>> begin SOURCE RECORDS
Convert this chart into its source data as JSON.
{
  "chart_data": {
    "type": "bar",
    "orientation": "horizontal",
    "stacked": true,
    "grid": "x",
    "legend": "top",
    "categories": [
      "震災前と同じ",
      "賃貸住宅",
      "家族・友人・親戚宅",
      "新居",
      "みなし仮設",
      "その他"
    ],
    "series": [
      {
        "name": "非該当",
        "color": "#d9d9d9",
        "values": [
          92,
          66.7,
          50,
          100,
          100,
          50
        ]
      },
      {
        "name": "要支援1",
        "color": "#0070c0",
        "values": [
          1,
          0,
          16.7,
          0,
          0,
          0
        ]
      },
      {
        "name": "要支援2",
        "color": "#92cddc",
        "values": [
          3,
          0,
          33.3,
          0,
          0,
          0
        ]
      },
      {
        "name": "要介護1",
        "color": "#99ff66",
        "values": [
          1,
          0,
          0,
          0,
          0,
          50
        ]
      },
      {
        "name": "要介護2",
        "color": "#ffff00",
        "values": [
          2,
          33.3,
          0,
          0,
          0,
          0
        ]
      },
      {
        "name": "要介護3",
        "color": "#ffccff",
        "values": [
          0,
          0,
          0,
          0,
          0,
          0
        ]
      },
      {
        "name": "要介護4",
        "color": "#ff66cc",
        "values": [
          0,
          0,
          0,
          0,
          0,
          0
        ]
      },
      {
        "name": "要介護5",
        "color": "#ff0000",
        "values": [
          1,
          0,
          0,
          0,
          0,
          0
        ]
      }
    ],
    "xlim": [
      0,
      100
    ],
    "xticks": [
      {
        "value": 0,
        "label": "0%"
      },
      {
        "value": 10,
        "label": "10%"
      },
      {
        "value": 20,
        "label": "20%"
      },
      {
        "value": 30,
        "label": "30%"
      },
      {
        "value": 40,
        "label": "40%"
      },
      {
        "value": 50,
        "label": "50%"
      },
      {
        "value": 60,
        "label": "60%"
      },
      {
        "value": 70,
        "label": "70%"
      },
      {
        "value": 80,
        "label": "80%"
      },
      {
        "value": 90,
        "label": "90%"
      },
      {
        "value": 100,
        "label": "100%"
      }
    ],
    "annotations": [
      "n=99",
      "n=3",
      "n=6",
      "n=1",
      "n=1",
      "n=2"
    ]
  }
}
>> end SOURCE RECORDS
Your answer should be one number: how many lines in the material above contain the string "name".

FULL ANSWER => 8